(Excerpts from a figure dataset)

- - - -

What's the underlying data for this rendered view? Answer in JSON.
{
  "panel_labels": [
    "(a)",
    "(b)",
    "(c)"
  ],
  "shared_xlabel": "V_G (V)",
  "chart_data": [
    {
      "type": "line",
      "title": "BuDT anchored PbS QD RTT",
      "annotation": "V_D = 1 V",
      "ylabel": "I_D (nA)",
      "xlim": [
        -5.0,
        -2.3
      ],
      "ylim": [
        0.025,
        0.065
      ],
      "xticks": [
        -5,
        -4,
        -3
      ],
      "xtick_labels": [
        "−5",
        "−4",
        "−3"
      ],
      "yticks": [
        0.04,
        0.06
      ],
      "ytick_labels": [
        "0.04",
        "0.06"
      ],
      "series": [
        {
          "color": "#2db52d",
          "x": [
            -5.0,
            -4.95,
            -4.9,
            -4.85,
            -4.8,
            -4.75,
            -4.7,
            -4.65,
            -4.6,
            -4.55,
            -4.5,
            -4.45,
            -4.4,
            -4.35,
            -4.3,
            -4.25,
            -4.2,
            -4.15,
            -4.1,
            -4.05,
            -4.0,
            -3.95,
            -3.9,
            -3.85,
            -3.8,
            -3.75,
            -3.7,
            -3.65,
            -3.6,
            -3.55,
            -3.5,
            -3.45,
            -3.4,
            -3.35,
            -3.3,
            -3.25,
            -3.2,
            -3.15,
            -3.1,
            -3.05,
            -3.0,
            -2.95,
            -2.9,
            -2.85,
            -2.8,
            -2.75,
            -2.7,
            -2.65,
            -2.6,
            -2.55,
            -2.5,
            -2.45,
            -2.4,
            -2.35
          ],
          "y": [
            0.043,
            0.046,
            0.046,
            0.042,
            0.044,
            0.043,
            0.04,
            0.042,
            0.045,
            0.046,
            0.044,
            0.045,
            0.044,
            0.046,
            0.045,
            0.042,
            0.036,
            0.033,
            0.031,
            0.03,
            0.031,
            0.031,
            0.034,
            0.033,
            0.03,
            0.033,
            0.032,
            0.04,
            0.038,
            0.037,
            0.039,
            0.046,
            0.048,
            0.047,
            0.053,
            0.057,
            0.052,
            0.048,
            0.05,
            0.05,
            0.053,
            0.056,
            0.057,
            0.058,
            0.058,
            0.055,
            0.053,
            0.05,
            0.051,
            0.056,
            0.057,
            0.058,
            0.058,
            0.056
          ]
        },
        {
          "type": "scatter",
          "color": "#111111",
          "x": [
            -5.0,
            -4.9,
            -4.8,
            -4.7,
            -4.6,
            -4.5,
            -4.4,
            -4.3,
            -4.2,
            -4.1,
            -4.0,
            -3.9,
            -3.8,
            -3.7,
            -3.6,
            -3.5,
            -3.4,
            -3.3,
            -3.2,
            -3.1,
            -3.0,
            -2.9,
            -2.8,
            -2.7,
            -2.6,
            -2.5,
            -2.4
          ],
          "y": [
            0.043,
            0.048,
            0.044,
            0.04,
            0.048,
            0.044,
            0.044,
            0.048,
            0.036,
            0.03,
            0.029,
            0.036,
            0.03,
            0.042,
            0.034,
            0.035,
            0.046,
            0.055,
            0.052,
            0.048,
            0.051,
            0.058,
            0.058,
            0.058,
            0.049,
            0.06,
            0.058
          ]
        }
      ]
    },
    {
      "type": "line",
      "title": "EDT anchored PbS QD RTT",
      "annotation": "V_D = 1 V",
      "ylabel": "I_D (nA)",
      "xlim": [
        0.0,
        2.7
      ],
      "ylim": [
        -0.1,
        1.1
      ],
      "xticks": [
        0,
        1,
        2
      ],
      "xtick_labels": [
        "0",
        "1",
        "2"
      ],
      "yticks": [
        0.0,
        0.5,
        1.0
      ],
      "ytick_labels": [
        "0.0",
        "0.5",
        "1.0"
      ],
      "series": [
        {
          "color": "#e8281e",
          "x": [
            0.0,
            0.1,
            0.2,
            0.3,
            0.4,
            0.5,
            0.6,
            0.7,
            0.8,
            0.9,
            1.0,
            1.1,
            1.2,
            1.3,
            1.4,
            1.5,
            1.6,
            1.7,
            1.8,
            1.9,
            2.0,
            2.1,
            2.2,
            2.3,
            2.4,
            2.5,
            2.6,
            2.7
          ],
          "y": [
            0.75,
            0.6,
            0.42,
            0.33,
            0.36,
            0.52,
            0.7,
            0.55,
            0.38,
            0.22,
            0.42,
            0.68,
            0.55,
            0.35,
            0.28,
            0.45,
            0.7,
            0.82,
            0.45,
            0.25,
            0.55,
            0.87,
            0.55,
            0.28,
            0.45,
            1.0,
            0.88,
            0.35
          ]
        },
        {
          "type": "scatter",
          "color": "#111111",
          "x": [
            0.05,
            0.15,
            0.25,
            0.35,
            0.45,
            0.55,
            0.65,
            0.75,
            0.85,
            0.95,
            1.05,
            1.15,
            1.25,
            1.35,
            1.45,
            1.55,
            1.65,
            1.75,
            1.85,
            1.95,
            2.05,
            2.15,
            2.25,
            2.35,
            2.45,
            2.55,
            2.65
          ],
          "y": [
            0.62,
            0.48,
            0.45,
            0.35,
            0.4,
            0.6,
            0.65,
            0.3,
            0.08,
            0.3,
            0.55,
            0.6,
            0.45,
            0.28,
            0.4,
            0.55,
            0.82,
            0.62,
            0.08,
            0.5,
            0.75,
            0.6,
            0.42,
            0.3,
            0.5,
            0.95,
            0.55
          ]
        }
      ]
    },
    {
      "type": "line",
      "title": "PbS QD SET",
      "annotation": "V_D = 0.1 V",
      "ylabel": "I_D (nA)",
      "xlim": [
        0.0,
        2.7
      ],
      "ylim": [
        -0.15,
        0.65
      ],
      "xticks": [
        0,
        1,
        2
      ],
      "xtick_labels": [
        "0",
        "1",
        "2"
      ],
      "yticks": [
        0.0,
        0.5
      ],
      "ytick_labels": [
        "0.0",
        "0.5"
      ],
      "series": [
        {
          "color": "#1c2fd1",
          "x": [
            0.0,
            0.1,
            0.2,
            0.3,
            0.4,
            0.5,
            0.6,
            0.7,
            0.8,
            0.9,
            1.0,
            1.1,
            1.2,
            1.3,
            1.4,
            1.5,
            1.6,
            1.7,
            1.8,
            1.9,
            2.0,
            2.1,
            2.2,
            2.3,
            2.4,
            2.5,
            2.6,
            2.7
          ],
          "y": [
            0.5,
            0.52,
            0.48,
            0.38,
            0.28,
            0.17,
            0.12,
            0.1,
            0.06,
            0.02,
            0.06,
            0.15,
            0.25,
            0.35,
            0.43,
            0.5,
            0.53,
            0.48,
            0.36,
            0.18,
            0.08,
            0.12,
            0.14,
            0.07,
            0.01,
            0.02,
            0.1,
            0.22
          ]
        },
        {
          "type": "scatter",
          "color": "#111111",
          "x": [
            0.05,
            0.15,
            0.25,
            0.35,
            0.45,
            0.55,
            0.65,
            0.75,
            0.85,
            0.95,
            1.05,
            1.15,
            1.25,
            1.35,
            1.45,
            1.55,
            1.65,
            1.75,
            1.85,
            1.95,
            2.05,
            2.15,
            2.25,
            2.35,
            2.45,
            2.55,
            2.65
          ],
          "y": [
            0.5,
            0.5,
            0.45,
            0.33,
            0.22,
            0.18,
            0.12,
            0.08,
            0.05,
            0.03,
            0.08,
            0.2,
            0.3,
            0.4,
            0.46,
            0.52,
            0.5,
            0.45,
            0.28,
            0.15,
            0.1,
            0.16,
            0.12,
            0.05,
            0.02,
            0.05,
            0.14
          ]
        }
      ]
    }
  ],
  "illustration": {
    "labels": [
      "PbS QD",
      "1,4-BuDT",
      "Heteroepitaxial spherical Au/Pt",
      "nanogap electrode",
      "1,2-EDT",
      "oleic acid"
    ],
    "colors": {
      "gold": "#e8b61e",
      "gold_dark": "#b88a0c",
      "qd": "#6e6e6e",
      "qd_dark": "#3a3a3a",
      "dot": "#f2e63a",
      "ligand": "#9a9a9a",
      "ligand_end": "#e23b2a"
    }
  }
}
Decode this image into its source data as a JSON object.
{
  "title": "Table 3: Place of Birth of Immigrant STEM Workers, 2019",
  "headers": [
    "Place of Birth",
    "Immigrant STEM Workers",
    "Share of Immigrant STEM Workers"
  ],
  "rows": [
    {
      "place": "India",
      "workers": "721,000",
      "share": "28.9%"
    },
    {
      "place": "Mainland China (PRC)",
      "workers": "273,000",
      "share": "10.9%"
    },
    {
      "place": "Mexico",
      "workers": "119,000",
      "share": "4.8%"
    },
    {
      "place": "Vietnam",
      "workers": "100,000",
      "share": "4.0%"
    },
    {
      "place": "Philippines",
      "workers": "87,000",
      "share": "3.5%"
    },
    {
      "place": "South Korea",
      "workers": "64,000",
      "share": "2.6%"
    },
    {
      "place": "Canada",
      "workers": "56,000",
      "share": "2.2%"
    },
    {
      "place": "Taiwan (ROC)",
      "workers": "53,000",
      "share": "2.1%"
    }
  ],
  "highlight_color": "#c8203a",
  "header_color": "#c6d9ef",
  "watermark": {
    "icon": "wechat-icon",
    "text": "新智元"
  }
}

- - - -

** YOUR OBJECTIVE **
Take the line holding "Decode this image" and all lines after it through the end of the data, and set them down exactly.

** PROBLEM SOLUTION **
Decode this image into its source data as a JSON object.
{
  "title": "Table 3: Place of Birth of Immigrant STEM Workers, 2019",
  "headers": [
    "Place of Birth",
    "Immigrant STEM Workers",
    "Share of Immigrant STEM Workers"
  ],
  "rows": [
    {
      "place": "India",
      "workers": "721,000",
      "share": "28.9%"
    },
    {
      "place": "Mainland China (PRC)",
      "workers": "273,000",
      "share": "10.9%"
    },
    {
      "place": "Mexico",
      "workers": "119,000",
      "share": "4.8%"
    },
    {
      "place": "Vietnam",
      "workers": "100,000",
      "share": "4.0%"
    },
    {
      "place": "Philippines",
      "workers": "87,000",
      "share": "3.5%"
    },
    {
      "place": "South Korea",
      "workers": "64,000",
      "share": "2.6%"
    },
    {
      "place": "Canada",
      "workers": "56,000",
      "share": "2.2%"
    },
    {
      "place": "Taiwan (ROC)",
      "workers": "53,000",
      "share": "2.1%"
    }
  ],
  "highlight_color": "#c8203a",
  "header_color": "#c6d9ef",
  "watermark": {
    "icon": "wechat-icon",
    "text": "新智元"
  }
}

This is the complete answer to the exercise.